### Data records

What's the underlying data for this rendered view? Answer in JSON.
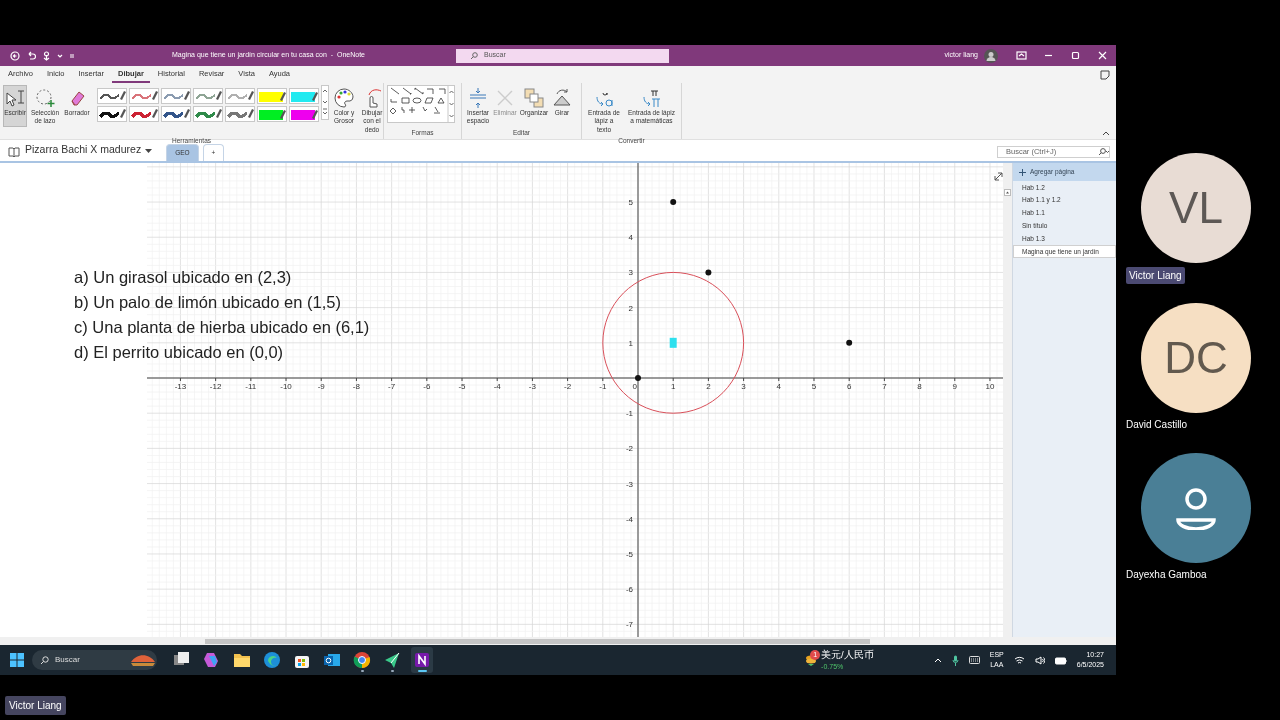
{
  "window": {
    "title": "Magina que tiene un jardín circular en tu casa con  -  OneNote",
    "search_placeholder": "Buscar",
    "user": "victor liang"
  },
  "ribbon_tabs": [
    {
      "label": "Archivo",
      "selected": false
    },
    {
      "label": "Inicio",
      "selected": false
    },
    {
      "label": "Insertar",
      "selected": false
    },
    {
      "label": "Dibujar",
      "selected": true
    },
    {
      "label": "Historial",
      "selected": false
    },
    {
      "label": "Revisar",
      "selected": false
    },
    {
      "label": "Vista",
      "selected": false
    },
    {
      "label": "Ayuda",
      "selected": false
    }
  ],
  "ribbon": {
    "tools": [
      {
        "label": "Escribir",
        "selected": true
      },
      {
        "label": "Selección de lazo",
        "selected": false
      },
      {
        "label": "Borrador",
        "selected": false
      }
    ],
    "pens": [
      {
        "kind": "pen",
        "color": "#555555"
      },
      {
        "kind": "pen",
        "color": "#d9737a"
      },
      {
        "kind": "pen",
        "color": "#8a9bb0"
      },
      {
        "kind": "pen",
        "color": "#8fa595"
      },
      {
        "kind": "pen",
        "color": "#b0b0b0"
      },
      {
        "kind": "highlighter",
        "color": "#ffff00"
      },
      {
        "kind": "highlighter",
        "color": "#22eaf0"
      },
      {
        "kind": "pen",
        "color": "#111111"
      },
      {
        "kind": "pen",
        "color": "#cc2233"
      },
      {
        "kind": "pen",
        "color": "#33558a"
      },
      {
        "kind": "pen",
        "color": "#2f8a4a"
      },
      {
        "kind": "pen",
        "color": "#777777"
      },
      {
        "kind": "highlighter",
        "color": "#00ee22"
      },
      {
        "kind": "highlighter",
        "color": "#ee00ee"
      }
    ],
    "pen_options": [
      "Color y Grosor",
      "Dibujar con el dedo"
    ],
    "edit_buttons": [
      {
        "label": "Insertar espacio",
        "disabled": false
      },
      {
        "label": "Eliminar",
        "disabled": true
      },
      {
        "label": "Organizar",
        "disabled": false
      },
      {
        "label": "Girar",
        "disabled": false
      }
    ],
    "convert_buttons": [
      "Entrada de lápiz a texto",
      "Entrada de lápiz a matemáticas"
    ],
    "group_labels": [
      "Herramientas",
      "Formas",
      "Editar",
      "Convertir"
    ]
  },
  "notebook": {
    "name": "Pizarra Bachi X madurez",
    "sections": [
      {
        "label": "GEO",
        "selected": true
      },
      {
        "label": "+",
        "selected": false
      }
    ],
    "search_placeholder": "Buscar (Ctrl+J)"
  },
  "page": {
    "problem_lines": [
      "a) Un girasol ubicado en (2,3)",
      "b) Un palo de limón ubicado en (1,5)",
      "c) Una planta de hierba ubicado en (6,1)",
      "d) El perrito ubicado en (0,0)"
    ],
    "graph": {
      "chart_data": {
        "type": "scatter",
        "grid": true,
        "xlim": [
          -13.95,
          10.37
        ],
        "ylim": [
          -7.36,
          6.11
        ],
        "xticks": [
          -13,
          -12,
          -11,
          -10,
          -9,
          -8,
          -7,
          -6,
          -5,
          -4,
          -3,
          -2,
          -1,
          0,
          1,
          2,
          3,
          4,
          5,
          6,
          7,
          8,
          9,
          10
        ],
        "yticks": [
          -7,
          -6,
          -5,
          -4,
          -3,
          -2,
          -1,
          1,
          2,
          3,
          4,
          5
        ],
        "x": [
          0,
          1,
          2,
          6,
          1
        ],
        "series": [
          {
            "color": "#111111",
            "values": [
              0,
              5,
              3,
              1,
              null
            ]
          },
          {
            "color": "#2ee0ee",
            "values": [
              null,
              null,
              null,
              null,
              1
            ]
          }
        ]
      }
    }
  },
  "pages": {
    "add_page": "Agregar página",
    "items": [
      {
        "title": "Hab 1.2",
        "selected": false
      },
      {
        "title": "Hab 1.1 y 1.2",
        "selected": false
      },
      {
        "title": "Hab 1.1",
        "selected": false
      },
      {
        "title": "Sin título",
        "selected": false
      },
      {
        "title": "Hab 1.3",
        "selected": false
      },
      {
        "title": "Magina que tiene un jardín",
        "selected": true
      }
    ]
  },
  "taskbar": {
    "search_placeholder": "Buscar",
    "apps": [
      {
        "active": false,
        "running": false
      },
      {
        "active": false,
        "running": false
      },
      {
        "active": false,
        "running": false
      },
      {
        "active": false,
        "running": false
      },
      {
        "active": false,
        "running": false
      },
      {
        "active": false,
        "running": false
      },
      {
        "active": false,
        "running": true
      },
      {
        "active": false,
        "running": true
      },
      {
        "active": true,
        "running": true
      }
    ],
    "widget": {
      "badge": "1",
      "title": "美元/人民币",
      "change": "-0.75%"
    },
    "language": [
      "ESP",
      "LAA"
    ],
    "time": "10:27",
    "date": "6/5/2025"
  },
  "participants": [
    {
      "kind": "initials",
      "initials": "VL",
      "name": "Victor Liang",
      "speaking": true,
      "color": "#e8dcd4"
    },
    {
      "kind": "initials",
      "initials": "DC",
      "name": "David Castillo",
      "speaking": false,
      "color": "#f6dfc3"
    },
    {
      "kind": "avatar",
      "name": "Dayexha Gamboa",
      "speaking": false,
      "color": "#4a7f96"
    }
  ],
  "self_label": "Victor Liang"
}
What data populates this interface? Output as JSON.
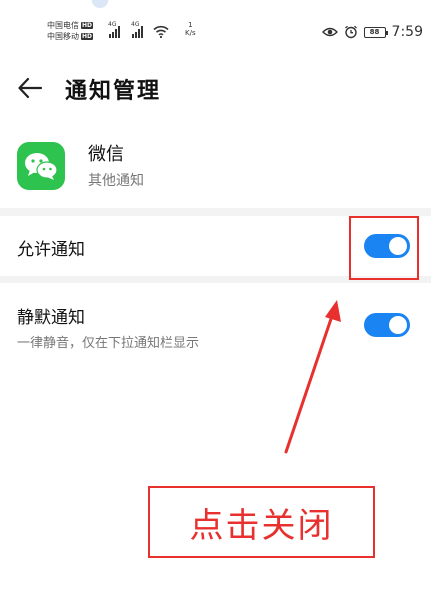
{
  "status_bar": {
    "carrier1": "中国电信",
    "carrier2": "中国移动",
    "hd_badge": "HD",
    "network_tag": "4G",
    "speed_value": "1",
    "speed_unit": "K/s",
    "battery": "88",
    "time": "7:59"
  },
  "header": {
    "title": "通知管理"
  },
  "app": {
    "name": "微信",
    "category": "其他通知",
    "brand_color": "#2ec24e"
  },
  "settings": {
    "allow_notifications": {
      "label": "允许通知",
      "enabled": true
    },
    "silent_notifications": {
      "label": "静默通知",
      "description": "一律静音，仅在下拉通知栏显示",
      "enabled": true
    }
  },
  "annotation": {
    "callout": "点击关闭",
    "color": "#e8302e"
  },
  "colors": {
    "toggle_on": "#1a84f2",
    "divider": "#f3f3f3"
  }
}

######

== Aim ==
Search the records above for the string "Insertar". Copy every line that contains it.

== Task response ==
      "label": "Insertar",
        "label": "Insertar espacio",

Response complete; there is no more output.